▶ _Given problem_
The data follows this line. Copy verbatim the line with "Extract the structured" and each line after it to the end.

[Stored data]

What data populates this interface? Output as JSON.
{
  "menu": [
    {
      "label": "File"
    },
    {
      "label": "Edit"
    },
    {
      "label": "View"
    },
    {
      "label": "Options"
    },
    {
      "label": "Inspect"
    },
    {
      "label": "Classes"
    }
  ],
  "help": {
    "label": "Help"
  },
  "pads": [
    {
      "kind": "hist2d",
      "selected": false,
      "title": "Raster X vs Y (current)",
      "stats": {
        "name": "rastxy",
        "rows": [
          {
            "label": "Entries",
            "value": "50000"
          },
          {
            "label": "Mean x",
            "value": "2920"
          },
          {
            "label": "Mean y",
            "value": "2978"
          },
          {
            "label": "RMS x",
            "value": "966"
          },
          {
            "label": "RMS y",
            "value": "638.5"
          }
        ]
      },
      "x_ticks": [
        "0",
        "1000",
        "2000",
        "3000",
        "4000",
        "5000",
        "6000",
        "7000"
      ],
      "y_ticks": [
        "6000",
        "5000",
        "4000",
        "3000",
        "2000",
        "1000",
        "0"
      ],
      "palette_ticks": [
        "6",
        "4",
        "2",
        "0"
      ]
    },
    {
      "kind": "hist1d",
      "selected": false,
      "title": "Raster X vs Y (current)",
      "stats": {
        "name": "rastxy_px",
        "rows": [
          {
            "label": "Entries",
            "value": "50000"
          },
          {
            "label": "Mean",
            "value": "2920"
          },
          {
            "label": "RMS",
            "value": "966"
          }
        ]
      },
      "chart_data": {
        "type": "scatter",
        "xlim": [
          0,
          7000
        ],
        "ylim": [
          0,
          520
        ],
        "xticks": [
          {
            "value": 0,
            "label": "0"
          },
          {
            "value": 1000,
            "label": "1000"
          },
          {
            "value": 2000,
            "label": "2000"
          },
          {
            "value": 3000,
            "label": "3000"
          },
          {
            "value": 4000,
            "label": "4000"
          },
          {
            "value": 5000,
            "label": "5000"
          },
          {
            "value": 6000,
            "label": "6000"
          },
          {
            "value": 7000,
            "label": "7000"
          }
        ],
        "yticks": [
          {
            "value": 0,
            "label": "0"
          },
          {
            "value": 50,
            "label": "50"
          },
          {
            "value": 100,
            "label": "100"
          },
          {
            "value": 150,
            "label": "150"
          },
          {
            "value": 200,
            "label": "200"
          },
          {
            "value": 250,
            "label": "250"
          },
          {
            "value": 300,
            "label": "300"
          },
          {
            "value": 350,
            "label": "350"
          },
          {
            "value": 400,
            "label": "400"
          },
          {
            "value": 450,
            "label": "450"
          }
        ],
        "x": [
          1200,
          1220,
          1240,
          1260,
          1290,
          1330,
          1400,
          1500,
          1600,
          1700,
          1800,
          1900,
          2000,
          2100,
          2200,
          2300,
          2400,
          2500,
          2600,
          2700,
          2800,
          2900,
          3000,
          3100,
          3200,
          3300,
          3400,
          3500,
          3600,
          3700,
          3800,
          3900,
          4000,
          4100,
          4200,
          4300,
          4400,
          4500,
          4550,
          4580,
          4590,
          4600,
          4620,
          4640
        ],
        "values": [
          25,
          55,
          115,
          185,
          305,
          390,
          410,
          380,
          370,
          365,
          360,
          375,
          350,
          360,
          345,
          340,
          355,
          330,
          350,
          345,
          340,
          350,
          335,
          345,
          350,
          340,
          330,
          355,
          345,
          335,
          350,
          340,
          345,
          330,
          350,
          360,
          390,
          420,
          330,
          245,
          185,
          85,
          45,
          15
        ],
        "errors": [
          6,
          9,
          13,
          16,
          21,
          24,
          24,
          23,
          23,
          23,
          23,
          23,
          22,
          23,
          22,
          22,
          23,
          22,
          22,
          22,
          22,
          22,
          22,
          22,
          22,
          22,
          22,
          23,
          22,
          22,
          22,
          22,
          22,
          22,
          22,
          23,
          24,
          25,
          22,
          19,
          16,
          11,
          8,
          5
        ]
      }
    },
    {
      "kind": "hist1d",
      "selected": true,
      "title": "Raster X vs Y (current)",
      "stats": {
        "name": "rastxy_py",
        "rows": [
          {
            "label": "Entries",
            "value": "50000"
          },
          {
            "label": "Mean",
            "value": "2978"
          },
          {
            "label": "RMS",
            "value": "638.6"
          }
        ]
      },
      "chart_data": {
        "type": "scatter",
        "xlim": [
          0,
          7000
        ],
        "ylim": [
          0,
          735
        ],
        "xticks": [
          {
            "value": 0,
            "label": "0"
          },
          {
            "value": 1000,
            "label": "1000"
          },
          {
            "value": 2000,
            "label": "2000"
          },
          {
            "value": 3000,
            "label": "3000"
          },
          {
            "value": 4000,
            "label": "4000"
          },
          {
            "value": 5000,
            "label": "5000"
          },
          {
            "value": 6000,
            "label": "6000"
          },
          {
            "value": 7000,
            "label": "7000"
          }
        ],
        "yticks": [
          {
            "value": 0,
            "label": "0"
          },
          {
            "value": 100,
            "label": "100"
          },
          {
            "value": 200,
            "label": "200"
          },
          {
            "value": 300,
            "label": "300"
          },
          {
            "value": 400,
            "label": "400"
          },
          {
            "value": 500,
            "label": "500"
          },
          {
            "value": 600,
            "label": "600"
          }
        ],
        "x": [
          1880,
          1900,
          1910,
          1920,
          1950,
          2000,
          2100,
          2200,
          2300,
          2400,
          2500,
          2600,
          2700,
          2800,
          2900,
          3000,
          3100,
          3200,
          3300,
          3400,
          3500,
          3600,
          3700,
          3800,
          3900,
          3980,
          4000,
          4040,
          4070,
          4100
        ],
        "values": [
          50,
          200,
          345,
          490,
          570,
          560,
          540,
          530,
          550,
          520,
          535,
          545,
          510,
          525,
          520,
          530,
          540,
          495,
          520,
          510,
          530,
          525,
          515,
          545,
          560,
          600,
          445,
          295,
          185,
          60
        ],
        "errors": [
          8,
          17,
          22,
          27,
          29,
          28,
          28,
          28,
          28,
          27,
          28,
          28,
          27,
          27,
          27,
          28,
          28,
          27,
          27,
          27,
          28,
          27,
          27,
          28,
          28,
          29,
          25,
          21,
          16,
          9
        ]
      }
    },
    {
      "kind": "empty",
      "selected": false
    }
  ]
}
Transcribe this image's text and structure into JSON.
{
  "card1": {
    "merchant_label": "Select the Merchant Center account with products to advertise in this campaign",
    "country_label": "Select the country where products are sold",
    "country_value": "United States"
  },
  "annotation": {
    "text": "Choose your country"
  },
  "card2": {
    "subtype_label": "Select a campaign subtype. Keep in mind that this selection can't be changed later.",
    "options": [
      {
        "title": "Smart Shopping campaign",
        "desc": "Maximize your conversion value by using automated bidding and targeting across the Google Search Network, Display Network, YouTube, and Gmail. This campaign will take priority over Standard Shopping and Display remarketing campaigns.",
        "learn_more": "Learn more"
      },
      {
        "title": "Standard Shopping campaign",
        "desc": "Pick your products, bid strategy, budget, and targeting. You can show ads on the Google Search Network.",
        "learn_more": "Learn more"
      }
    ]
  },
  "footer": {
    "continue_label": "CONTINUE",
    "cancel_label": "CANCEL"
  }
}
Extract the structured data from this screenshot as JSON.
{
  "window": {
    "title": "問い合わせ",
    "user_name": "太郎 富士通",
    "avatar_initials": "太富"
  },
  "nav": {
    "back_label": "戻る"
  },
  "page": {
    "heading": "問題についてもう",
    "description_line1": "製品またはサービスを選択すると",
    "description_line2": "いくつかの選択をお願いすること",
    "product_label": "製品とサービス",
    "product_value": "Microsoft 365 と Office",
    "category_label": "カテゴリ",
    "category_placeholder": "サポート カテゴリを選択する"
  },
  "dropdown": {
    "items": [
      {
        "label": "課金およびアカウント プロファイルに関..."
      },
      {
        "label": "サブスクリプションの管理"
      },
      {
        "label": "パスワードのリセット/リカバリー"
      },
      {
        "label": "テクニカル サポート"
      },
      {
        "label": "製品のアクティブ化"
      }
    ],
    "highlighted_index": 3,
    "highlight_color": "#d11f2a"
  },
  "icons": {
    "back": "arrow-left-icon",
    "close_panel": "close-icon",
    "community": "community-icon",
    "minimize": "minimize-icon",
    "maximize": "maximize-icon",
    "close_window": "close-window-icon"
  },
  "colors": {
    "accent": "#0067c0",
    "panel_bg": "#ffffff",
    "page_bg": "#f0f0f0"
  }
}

▶ _Solution for this problem_
Extract the structured data from this screenshot as JSON.
{
  "window": {
    "title": "問い合わせ",
    "user_name": "太郎 富士通",
    "avatar_initials": "太富"
  },
  "nav": {
    "back_label": "戻る"
  },
  "page": {
    "heading": "問題についてもう",
    "description_line1": "製品またはサービスを選択すると",
    "description_line2": "いくつかの選択をお願いすること",
    "product_label": "製品とサービス",
    "product_value": "Microsoft 365 と Office",
    "category_label": "カテゴリ",
    "category_placeholder": "サポート カテゴリを選択する"
  },
  "dropdown": {
    "items": [
      {
        "label": "課金およびアカウント プロファイルに関..."
      },
      {
        "label": "サブスクリプションの管理"
      },
      {
        "label": "パスワードのリセット/リカバリー"
      },
      {
        "label": "テクニカル サポート"
      },
      {
        "label": "製品のアクティブ化"
      }
    ],
    "highlighted_index": 3,
    "highlight_color": "#d11f2a"
  },
  "icons": {
    "back": "arrow-left-icon",
    "close_panel": "close-icon",
    "community": "community-icon",
    "minimize": "minimize-icon",
    "maximize": "maximize-icon",
    "close_window": "close-window-icon"
  },
  "colors": {
    "accent": "#0067c0",
    "panel_bg": "#ffffff",
    "page_bg": "#f0f0f0"
  }
}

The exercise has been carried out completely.